*Task inputs:*
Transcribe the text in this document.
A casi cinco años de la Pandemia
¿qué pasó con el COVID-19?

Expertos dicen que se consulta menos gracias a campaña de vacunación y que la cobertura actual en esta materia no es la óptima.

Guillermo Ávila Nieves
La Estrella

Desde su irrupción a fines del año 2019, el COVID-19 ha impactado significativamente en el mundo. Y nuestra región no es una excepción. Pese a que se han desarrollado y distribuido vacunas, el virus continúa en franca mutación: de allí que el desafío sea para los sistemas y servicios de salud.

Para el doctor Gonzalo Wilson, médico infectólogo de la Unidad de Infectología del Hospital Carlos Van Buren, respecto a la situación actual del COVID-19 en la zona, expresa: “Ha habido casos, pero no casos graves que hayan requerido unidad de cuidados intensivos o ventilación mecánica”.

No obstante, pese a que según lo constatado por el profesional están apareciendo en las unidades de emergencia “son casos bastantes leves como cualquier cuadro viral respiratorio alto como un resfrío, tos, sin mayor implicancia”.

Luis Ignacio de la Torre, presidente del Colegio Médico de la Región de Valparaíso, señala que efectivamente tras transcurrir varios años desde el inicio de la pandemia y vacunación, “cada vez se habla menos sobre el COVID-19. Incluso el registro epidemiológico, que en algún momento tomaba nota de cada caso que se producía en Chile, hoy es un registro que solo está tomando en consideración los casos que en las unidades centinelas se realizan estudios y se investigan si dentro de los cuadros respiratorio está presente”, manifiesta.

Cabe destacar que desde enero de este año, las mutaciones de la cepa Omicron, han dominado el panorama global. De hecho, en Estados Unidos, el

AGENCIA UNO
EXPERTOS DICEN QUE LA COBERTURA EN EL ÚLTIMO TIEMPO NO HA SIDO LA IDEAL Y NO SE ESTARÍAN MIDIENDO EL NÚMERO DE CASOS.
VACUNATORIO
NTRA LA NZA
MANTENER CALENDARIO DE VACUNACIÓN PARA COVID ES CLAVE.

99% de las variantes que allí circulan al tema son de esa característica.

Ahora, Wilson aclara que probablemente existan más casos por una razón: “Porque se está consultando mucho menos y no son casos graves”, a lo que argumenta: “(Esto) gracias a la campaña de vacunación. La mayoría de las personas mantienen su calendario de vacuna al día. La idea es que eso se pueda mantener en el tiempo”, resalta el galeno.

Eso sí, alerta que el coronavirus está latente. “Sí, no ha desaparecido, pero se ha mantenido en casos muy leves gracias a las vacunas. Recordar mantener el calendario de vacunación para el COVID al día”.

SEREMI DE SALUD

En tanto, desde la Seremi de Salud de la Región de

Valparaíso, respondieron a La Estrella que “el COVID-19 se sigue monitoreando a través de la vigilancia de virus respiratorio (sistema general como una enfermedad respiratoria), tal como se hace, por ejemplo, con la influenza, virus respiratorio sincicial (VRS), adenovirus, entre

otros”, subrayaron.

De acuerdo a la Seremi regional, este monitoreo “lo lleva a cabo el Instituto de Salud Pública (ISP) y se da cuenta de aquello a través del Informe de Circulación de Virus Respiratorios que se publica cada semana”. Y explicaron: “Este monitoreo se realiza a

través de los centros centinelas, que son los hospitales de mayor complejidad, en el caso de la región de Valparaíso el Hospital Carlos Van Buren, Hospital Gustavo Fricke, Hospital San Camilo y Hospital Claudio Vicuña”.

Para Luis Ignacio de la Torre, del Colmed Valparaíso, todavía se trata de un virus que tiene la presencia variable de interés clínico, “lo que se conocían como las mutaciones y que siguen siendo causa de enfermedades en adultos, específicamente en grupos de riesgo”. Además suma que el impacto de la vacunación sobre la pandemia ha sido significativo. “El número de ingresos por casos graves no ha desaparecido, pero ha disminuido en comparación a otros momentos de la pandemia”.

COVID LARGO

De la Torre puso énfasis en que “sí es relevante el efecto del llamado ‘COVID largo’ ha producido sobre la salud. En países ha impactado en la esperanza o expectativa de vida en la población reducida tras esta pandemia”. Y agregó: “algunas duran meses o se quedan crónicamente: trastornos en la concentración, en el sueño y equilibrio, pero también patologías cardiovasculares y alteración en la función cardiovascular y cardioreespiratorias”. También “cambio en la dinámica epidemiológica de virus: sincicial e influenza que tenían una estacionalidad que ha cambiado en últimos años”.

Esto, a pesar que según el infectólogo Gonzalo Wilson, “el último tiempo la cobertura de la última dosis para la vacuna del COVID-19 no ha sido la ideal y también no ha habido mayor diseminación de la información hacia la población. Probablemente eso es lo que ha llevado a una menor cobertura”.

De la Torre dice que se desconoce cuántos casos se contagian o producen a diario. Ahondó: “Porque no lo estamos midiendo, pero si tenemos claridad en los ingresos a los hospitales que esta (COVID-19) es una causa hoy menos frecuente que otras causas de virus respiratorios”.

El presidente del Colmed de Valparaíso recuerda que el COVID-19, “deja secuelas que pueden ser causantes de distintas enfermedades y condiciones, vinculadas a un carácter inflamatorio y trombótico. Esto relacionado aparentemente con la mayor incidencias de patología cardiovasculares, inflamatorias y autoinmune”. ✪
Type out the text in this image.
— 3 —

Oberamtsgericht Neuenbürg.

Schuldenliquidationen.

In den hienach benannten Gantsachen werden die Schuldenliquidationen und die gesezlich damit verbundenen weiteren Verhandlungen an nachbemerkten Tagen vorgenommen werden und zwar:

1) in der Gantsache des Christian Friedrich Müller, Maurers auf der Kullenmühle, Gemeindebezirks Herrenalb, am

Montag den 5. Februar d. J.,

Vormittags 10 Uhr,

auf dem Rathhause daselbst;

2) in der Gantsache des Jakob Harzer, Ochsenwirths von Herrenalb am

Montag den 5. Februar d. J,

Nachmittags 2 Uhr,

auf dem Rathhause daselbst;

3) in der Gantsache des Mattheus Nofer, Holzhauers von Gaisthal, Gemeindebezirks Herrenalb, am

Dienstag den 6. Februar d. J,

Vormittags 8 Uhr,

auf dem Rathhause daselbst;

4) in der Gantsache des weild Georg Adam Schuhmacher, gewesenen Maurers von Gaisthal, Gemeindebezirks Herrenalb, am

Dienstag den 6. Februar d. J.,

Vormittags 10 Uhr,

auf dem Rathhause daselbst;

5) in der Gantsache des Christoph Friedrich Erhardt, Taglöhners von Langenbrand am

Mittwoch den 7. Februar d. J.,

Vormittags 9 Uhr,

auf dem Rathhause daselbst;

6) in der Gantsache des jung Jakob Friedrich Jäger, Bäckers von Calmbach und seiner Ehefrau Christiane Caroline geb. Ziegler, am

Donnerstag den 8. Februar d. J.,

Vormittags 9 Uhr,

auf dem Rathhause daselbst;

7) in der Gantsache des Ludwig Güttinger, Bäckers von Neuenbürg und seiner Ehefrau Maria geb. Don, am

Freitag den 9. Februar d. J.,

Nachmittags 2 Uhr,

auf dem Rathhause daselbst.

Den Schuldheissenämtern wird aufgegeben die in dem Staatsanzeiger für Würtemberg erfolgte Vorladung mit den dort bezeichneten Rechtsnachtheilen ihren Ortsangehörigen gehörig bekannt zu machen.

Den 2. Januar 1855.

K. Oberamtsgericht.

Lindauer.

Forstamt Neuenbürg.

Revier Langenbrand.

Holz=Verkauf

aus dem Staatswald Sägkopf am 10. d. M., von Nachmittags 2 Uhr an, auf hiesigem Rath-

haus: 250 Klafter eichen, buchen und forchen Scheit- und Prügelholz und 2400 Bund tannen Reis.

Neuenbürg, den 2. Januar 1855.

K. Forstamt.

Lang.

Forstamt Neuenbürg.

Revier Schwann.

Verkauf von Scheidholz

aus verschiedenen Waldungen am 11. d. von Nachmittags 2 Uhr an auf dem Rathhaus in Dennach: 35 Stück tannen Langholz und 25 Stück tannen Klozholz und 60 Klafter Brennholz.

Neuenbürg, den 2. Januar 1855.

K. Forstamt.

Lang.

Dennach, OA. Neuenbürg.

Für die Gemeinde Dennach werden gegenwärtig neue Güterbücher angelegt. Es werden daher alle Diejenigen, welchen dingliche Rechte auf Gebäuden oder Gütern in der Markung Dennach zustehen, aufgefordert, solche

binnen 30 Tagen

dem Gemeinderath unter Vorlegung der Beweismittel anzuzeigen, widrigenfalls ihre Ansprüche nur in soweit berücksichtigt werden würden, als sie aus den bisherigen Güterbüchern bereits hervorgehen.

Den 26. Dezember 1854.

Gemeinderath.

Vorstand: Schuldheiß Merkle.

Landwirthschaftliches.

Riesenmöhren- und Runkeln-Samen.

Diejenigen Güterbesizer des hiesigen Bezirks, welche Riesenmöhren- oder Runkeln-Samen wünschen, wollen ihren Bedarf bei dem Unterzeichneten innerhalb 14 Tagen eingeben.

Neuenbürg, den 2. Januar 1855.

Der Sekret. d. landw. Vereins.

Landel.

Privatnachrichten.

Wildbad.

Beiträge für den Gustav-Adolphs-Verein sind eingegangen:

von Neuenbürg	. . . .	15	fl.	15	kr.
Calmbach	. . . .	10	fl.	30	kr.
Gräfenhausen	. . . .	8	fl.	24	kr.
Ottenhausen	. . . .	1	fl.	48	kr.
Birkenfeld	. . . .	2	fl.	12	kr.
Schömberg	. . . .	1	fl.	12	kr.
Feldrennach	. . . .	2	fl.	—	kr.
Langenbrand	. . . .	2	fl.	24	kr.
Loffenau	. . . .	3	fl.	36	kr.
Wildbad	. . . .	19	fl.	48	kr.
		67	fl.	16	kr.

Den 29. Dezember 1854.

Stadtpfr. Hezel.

*Your instructions:* Search the data above for the string "Langenbrand" and copy each line that has it.

*Task answer:*
5) in der Gantsache des Christoph Friedrich Erhardt, Taglöhners von Langenbrand am
Revier Langenbrand.
Langenbrand	. . . .	2	fl.	24	kr.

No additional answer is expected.